begin THE RECORDS
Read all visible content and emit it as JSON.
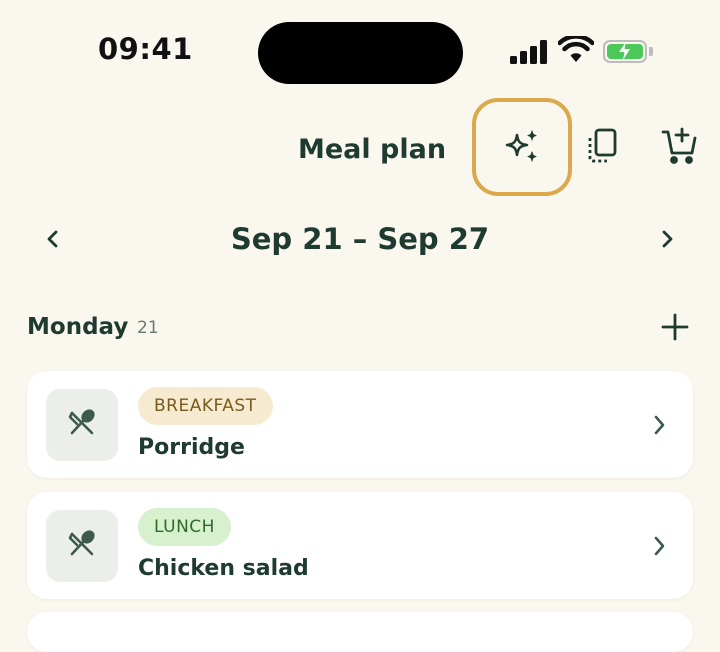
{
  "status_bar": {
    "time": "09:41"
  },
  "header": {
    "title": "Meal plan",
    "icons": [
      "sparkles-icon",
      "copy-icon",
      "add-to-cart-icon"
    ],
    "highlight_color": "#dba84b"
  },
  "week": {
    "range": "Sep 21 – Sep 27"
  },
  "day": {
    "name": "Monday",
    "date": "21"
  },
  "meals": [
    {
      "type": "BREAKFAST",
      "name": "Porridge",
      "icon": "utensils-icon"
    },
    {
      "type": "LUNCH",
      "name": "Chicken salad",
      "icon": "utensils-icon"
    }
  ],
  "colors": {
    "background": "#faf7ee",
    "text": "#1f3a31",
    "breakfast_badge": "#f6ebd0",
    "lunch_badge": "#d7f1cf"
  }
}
end THE RECORDS
begin THE RECORDS
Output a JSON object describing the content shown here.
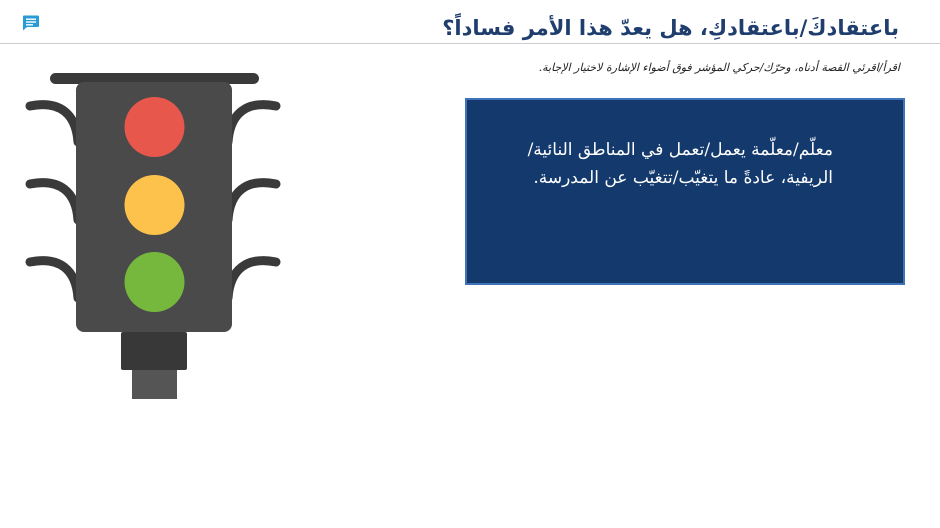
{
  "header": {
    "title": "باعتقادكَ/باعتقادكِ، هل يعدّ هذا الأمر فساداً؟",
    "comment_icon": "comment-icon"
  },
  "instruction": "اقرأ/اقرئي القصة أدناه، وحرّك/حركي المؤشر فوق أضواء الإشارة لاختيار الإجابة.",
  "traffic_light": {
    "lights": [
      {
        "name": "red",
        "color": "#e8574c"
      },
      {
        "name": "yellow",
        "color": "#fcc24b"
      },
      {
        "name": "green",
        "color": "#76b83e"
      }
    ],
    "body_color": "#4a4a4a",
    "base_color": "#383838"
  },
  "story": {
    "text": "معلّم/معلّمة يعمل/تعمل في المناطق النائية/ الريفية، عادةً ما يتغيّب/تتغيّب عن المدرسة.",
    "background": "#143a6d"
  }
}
end THE RECORDS
● WHAT YOU SHOULD DO: In the entries above, find each line with the word "content" and copy it.

● TASK RESULT:
Read all visible content and emit it as JSON.
Output a JSON object describing the content shown here.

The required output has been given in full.